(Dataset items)
====
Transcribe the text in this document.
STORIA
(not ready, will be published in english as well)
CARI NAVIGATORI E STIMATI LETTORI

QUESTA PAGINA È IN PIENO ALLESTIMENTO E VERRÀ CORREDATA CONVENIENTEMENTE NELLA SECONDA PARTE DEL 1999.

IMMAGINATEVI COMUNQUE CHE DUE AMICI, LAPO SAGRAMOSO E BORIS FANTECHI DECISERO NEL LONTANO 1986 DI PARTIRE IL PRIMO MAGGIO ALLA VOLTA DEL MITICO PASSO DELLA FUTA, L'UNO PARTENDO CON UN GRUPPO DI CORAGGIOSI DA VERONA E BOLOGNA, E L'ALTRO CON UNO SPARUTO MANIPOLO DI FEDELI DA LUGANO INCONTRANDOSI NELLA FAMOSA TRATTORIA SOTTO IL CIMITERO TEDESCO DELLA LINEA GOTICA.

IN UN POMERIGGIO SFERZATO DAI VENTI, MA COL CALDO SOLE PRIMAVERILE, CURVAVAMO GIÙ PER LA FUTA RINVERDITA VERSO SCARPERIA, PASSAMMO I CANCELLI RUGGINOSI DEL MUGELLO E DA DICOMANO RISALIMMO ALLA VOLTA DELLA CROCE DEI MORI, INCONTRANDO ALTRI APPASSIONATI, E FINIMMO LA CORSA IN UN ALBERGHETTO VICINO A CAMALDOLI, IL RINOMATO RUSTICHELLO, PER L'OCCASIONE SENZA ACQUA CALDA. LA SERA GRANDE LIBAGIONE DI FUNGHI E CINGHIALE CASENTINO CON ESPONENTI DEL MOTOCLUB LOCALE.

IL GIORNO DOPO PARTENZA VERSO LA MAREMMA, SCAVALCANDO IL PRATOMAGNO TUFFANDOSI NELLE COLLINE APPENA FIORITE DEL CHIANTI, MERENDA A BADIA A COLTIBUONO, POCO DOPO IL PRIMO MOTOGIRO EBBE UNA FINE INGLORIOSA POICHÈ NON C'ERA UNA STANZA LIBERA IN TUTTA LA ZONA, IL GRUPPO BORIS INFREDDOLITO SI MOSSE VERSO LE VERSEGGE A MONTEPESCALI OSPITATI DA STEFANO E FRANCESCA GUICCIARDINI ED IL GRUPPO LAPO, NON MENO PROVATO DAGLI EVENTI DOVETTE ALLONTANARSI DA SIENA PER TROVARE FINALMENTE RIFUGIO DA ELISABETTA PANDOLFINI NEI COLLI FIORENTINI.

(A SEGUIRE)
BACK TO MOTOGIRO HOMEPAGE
====
(EXERCISE) Write the entries again, exactly as they stand.

(EXERCISE ANSWER)
Transcribe the text in this document.
STORIA
(not ready, will be published in english as well)
CARI NAVIGATORI E STIMATI LETTORI

QUESTA PAGINA È IN PIENO ALLESTIMENTO E VERRÀ CORREDATA CONVENIENTEMENTE NELLA SECONDA PARTE DEL 1999.

IMMAGINATEVI COMUNQUE CHE DUE AMICI, LAPO SAGRAMOSO E BORIS FANTECHI DECISERO NEL LONTANO 1986 DI PARTIRE IL PRIMO MAGGIO ALLA VOLTA DEL MITICO PASSO DELLA FUTA, L'UNO PARTENDO CON UN GRUPPO DI CORAGGIOSI DA VERONA E BOLOGNA, E L'ALTRO CON UNO SPARUTO MANIPOLO DI FEDELI DA LUGANO INCONTRANDOSI NELLA FAMOSA TRATTORIA SOTTO IL CIMITERO TEDESCO DELLA LINEA GOTICA.

IN UN POMERIGGIO SFERZATO DAI VENTI, MA COL CALDO SOLE PRIMAVERILE, CURVAVAMO GIÙ PER LA FUTA RINVERDITA VERSO SCARPERIA, PASSAMMO I CANCELLI RUGGINOSI DEL MUGELLO E DA DICOMANO RISALIMMO ALLA VOLTA DELLA CROCE DEI MORI, INCONTRANDO ALTRI APPASSIONATI, E FINIMMO LA CORSA IN UN ALBERGHETTO VICINO A CAMALDOLI, IL RINOMATO RUSTICHELLO, PER L'OCCASIONE SENZA ACQUA CALDA. LA SERA GRANDE LIBAGIONE DI FUNGHI E CINGHIALE CASENTINO CON ESPONENTI DEL MOTOCLUB LOCALE.

IL GIORNO DOPO PARTENZA VERSO LA MAREMMA, SCAVALCANDO IL PRATOMAGNO TUFFANDOSI NELLE COLLINE APPENA FIORITE DEL CHIANTI, MERENDA A BADIA A COLTIBUONO, POCO DOPO IL PRIMO MOTOGIRO EBBE UNA FINE INGLORIOSA POICHÈ NON C'ERA UNA STANZA LIBERA IN TUTTA LA ZONA, IL GRUPPO BORIS INFREDDOLITO SI MOSSE VERSO LE VERSEGGE A MONTEPESCALI OSPITATI DA STEFANO E FRANCESCA GUICCIARDINI ED IL GRUPPO LAPO, NON MENO PROVATO DAGLI EVENTI DOVETTE ALLONTANARSI DA SIENA PER TROVARE FINALMENTE RIFUGIO DA ELISABETTA PANDOLFINI NEI COLLI FIORENTINI.

(A SEGUIRE)
BACK TO MOTOGIRO HOMEPAGE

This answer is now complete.